STATED PROBLEM
Retype each record below word for word. Leave the pictures out.

RECORD LIST
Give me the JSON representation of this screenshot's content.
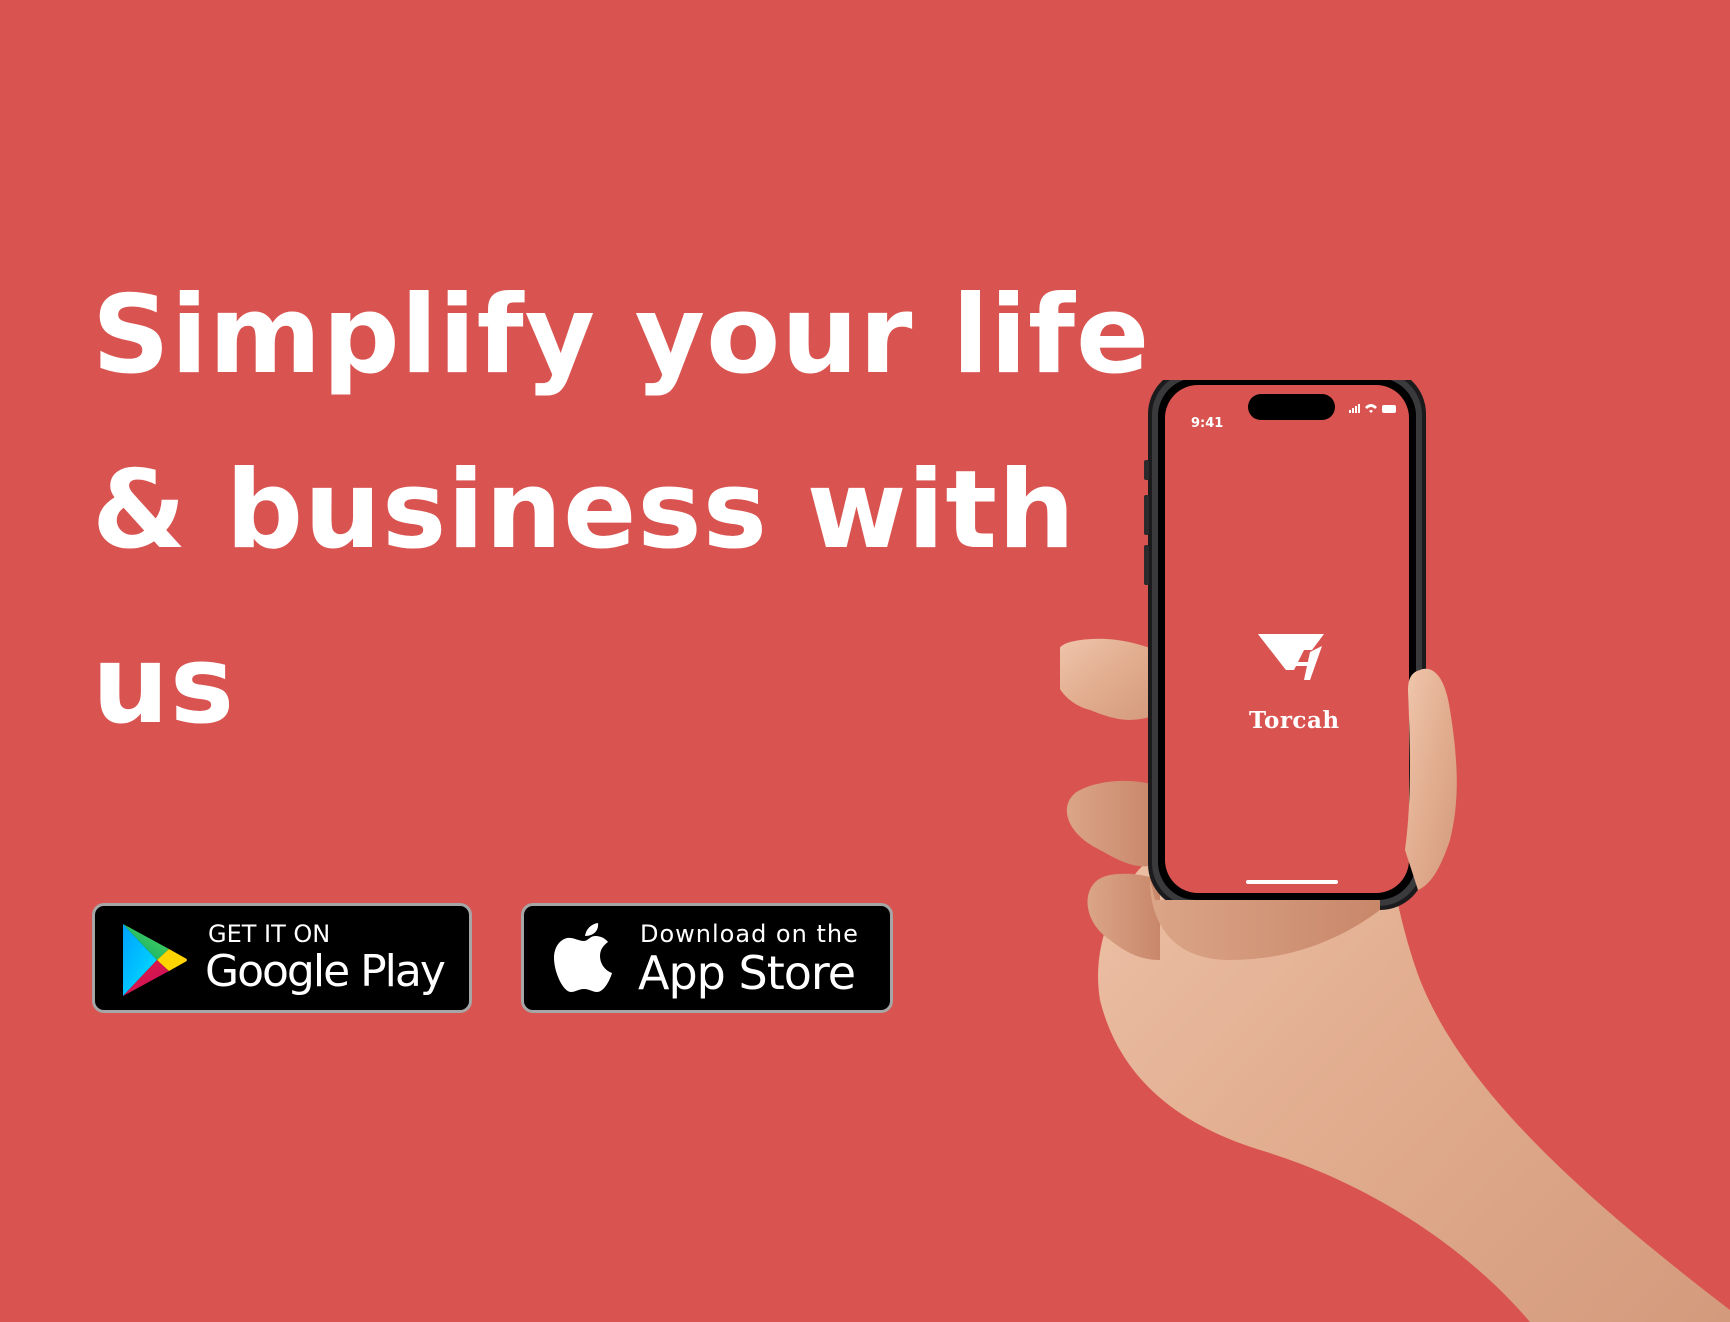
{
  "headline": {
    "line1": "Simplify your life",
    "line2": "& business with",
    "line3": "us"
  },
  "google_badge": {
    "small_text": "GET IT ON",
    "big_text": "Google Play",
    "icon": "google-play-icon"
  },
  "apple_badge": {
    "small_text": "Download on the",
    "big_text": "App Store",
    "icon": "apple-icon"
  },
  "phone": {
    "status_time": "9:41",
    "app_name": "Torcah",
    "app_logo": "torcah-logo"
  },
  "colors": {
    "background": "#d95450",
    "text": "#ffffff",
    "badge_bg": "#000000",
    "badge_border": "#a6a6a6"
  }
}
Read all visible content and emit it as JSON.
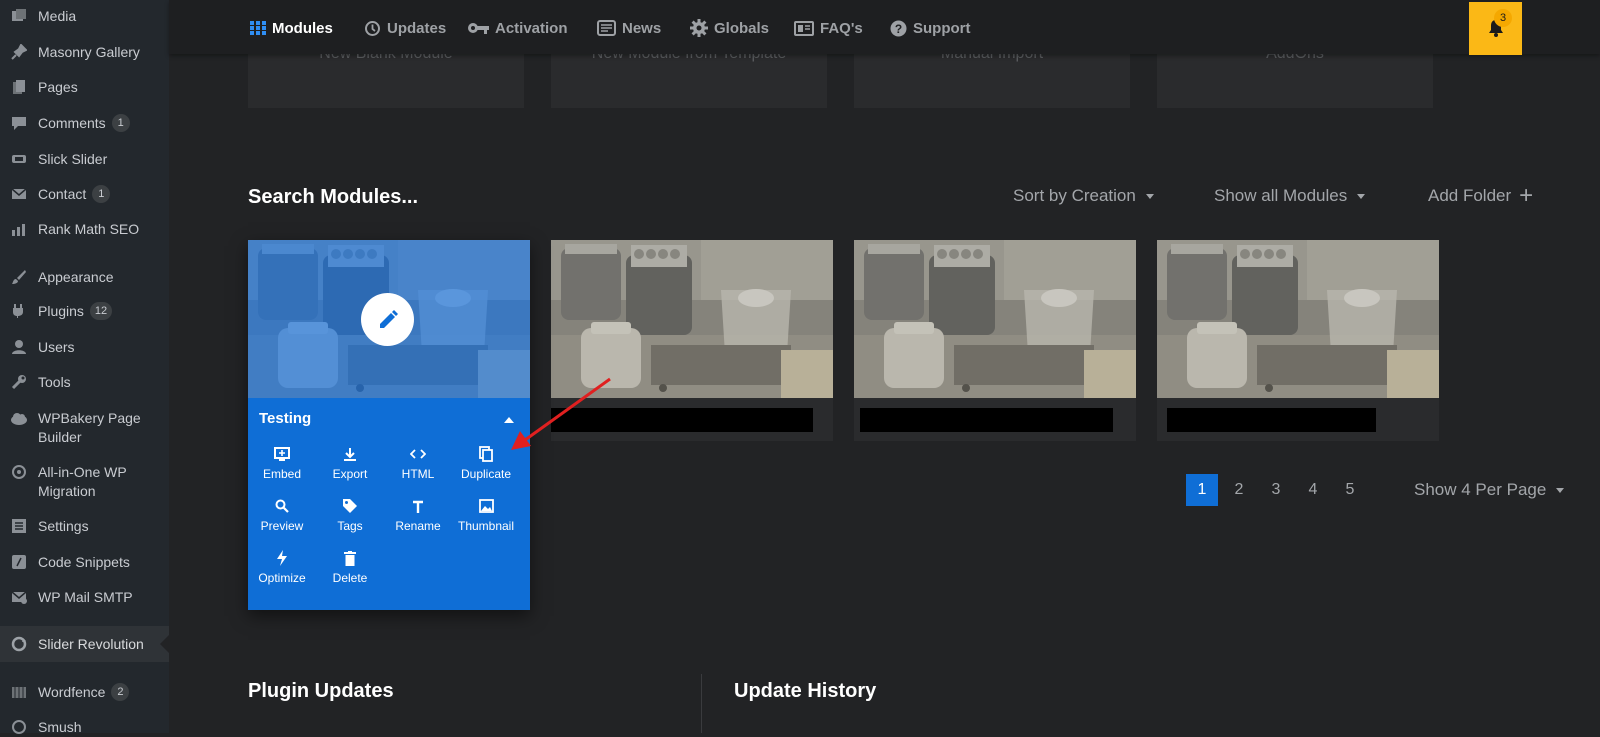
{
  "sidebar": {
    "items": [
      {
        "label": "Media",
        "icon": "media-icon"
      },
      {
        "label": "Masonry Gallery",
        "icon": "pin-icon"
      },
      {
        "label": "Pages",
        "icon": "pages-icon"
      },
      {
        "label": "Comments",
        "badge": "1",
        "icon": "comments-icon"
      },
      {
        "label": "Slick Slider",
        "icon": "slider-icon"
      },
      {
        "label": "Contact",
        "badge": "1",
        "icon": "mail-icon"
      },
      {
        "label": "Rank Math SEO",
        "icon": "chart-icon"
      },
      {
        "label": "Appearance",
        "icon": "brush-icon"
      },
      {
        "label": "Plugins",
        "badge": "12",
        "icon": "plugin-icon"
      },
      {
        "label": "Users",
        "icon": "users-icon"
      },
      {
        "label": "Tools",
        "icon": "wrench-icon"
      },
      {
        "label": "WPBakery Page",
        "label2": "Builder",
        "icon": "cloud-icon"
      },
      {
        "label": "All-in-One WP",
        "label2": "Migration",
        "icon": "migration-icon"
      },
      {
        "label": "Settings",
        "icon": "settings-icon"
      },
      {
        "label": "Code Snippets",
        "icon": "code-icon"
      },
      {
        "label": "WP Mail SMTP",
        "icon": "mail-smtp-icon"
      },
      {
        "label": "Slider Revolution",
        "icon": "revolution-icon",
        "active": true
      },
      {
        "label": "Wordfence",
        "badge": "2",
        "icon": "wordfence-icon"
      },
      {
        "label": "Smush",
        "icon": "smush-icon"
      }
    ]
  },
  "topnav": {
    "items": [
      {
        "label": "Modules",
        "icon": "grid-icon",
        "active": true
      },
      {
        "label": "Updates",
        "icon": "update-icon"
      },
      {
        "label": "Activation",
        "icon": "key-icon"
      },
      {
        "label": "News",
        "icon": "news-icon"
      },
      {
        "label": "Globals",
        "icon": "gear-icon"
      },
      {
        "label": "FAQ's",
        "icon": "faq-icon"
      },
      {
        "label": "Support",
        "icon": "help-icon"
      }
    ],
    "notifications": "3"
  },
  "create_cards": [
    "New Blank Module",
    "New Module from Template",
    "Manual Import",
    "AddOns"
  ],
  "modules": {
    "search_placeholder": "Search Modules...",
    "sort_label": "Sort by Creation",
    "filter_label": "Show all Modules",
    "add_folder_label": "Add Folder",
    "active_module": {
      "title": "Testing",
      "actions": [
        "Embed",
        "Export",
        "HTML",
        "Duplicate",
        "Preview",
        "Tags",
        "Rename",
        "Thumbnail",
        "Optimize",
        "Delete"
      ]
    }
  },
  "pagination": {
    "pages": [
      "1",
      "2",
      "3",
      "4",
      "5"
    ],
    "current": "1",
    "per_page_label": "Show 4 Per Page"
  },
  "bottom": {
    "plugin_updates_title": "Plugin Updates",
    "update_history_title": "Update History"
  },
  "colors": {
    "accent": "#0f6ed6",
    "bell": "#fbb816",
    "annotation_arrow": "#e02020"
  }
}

SOLUTION FOR THIS PROBLEM
Give me the JSON representation of this screenshot's content.
{
  "headline": {
    "line1": "Simplify your life",
    "line2": "& business with",
    "line3": "us"
  },
  "google_badge": {
    "small_text": "GET IT ON",
    "big_text": "Google Play",
    "icon": "google-play-icon"
  },
  "apple_badge": {
    "small_text": "Download on the",
    "big_text": "App Store",
    "icon": "apple-icon"
  },
  "phone": {
    "status_time": "9:41",
    "app_name": "Torcah",
    "app_logo": "torcah-logo"
  },
  "colors": {
    "background": "#d95450",
    "text": "#ffffff",
    "badge_bg": "#000000",
    "badge_border": "#a6a6a6"
  }
}
Read all visible content and emit it as JSON.
{
  "sidebar": {
    "items": [
      {
        "label": "Media",
        "icon": "media-icon"
      },
      {
        "label": "Masonry Gallery",
        "icon": "pin-icon"
      },
      {
        "label": "Pages",
        "icon": "pages-icon"
      },
      {
        "label": "Comments",
        "badge": "1",
        "icon": "comments-icon"
      },
      {
        "label": "Slick Slider",
        "icon": "slider-icon"
      },
      {
        "label": "Contact",
        "badge": "1",
        "icon": "mail-icon"
      },
      {
        "label": "Rank Math SEO",
        "icon": "chart-icon"
      },
      {
        "label": "Appearance",
        "icon": "brush-icon"
      },
      {
        "label": "Plugins",
        "badge": "12",
        "icon": "plugin-icon"
      },
      {
        "label": "Users",
        "icon": "users-icon"
      },
      {
        "label": "Tools",
        "icon": "wrench-icon"
      },
      {
        "label": "WPBakery Page",
        "label2": "Builder",
        "icon": "cloud-icon"
      },
      {
        "label": "All-in-One WP",
        "label2": "Migration",
        "icon": "migration-icon"
      },
      {
        "label": "Settings",
        "icon": "settings-icon"
      },
      {
        "label": "Code Snippets",
        "icon": "code-icon"
      },
      {
        "label": "WP Mail SMTP",
        "icon": "mail-smtp-icon"
      },
      {
        "label": "Slider Revolution",
        "icon": "revolution-icon",
        "active": true
      },
      {
        "label": "Wordfence",
        "badge": "2",
        "icon": "wordfence-icon"
      },
      {
        "label": "Smush",
        "icon": "smush-icon"
      }
    ]
  },
  "topnav": {
    "items": [
      {
        "label": "Modules",
        "icon": "grid-icon",
        "active": true
      },
      {
        "label": "Updates",
        "icon": "update-icon"
      },
      {
        "label": "Activation",
        "icon": "key-icon"
      },
      {
        "label": "News",
        "icon": "news-icon"
      },
      {
        "label": "Globals",
        "icon": "gear-icon"
      },
      {
        "label": "FAQ's",
        "icon": "faq-icon"
      },
      {
        "label": "Support",
        "icon": "help-icon"
      }
    ],
    "notifications": "3"
  },
  "create_cards": [
    "New Blank Module",
    "New Module from Template",
    "Manual Import",
    "AddOns"
  ],
  "modules": {
    "search_placeholder": "Search Modules...",
    "sort_label": "Sort by Creation",
    "filter_label": "Show all Modules",
    "add_folder_label": "Add Folder",
    "active_module": {
      "title": "Testing",
      "actions": [
        "Embed",
        "Export",
        "HTML",
        "Duplicate",
        "Preview",
        "Tags",
        "Rename",
        "Thumbnail",
        "Optimize",
        "Delete"
      ]
    }
  },
  "pagination": {
    "pages": [
      "1",
      "2",
      "3",
      "4",
      "5"
    ],
    "current": "1",
    "per_page_label": "Show 4 Per Page"
  },
  "bottom": {
    "plugin_updates_title": "Plugin Updates",
    "update_history_title": "Update History"
  },
  "colors": {
    "accent": "#0f6ed6",
    "bell": "#fbb816",
    "annotation_arrow": "#e02020"
  }
}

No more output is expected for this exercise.